§ **Collected data**:

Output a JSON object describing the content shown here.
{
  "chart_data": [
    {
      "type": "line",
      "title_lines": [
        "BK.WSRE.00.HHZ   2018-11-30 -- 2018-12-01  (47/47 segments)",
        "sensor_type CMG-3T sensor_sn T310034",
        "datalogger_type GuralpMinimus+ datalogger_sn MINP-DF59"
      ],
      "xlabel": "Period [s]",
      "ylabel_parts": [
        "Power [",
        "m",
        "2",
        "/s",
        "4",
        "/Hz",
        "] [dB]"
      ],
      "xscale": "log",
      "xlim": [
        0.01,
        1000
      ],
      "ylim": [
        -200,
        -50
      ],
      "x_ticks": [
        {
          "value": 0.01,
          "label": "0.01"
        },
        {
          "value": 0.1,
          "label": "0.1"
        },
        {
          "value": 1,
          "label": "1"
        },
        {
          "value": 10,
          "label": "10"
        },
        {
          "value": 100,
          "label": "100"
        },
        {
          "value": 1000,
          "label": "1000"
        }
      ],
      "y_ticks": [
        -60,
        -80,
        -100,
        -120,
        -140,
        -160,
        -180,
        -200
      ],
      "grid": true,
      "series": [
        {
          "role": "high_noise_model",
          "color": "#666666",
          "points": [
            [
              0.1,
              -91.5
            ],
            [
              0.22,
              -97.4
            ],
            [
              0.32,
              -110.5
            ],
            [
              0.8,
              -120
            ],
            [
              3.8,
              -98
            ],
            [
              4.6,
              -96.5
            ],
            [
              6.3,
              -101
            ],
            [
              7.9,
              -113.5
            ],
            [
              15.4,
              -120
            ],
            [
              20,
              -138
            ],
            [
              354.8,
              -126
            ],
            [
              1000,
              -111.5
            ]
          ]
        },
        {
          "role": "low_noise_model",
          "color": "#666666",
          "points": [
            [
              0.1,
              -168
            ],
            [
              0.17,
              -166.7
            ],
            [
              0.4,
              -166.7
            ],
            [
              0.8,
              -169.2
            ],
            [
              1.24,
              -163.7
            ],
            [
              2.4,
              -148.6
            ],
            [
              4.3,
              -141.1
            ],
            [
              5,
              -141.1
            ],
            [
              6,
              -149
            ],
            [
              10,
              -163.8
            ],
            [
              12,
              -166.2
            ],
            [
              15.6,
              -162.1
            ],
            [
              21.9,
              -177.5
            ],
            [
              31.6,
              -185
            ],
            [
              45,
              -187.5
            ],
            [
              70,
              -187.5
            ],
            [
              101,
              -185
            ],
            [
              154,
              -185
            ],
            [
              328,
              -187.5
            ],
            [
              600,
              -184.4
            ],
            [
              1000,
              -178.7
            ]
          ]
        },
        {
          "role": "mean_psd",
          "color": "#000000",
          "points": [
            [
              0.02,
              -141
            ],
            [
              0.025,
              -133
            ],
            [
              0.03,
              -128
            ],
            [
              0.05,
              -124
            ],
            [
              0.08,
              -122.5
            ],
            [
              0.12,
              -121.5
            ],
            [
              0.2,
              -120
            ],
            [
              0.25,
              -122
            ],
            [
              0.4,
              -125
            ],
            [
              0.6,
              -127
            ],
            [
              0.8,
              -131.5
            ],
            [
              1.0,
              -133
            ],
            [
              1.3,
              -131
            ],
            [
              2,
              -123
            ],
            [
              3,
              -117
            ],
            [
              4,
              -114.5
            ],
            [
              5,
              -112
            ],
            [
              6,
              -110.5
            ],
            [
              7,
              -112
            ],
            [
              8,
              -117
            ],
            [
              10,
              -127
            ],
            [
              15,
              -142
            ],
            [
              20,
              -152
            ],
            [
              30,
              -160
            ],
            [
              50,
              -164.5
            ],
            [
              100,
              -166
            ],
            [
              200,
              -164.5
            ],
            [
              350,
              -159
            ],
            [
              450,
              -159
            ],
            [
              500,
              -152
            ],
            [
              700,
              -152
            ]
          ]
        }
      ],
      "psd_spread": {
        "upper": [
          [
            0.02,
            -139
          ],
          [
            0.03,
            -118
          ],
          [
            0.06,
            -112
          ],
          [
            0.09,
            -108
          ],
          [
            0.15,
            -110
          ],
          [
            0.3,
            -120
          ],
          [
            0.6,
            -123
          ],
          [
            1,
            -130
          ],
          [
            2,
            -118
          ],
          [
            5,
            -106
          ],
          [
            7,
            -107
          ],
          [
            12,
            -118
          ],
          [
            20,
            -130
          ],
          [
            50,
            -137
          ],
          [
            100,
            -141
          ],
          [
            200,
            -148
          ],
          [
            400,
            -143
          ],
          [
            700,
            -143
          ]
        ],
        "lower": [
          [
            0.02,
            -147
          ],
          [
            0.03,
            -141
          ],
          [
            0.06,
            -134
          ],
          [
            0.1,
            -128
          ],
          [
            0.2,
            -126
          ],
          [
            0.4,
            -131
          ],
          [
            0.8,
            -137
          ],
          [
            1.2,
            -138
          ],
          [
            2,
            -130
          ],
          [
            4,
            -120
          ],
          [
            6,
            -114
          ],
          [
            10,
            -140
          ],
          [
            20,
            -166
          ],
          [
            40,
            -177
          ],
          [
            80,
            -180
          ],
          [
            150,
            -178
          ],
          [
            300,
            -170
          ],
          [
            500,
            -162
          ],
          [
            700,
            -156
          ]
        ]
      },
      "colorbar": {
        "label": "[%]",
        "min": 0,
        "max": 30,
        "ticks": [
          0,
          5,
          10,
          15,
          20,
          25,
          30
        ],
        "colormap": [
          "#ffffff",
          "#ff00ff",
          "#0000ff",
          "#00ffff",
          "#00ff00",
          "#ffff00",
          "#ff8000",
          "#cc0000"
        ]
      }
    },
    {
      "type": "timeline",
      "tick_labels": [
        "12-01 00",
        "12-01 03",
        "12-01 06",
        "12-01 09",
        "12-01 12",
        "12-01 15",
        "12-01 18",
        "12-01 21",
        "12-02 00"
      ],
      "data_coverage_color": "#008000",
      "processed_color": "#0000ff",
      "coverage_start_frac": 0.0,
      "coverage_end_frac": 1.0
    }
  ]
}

§ **WHAT IS EXPECTED**: Return every line above that contains the word "value".

§ **REPLY**:
          "value": 0.01,
          "value": 0.1,
          "value": 1,
          "value": 10,
          "value": 100,
          "value": 1000,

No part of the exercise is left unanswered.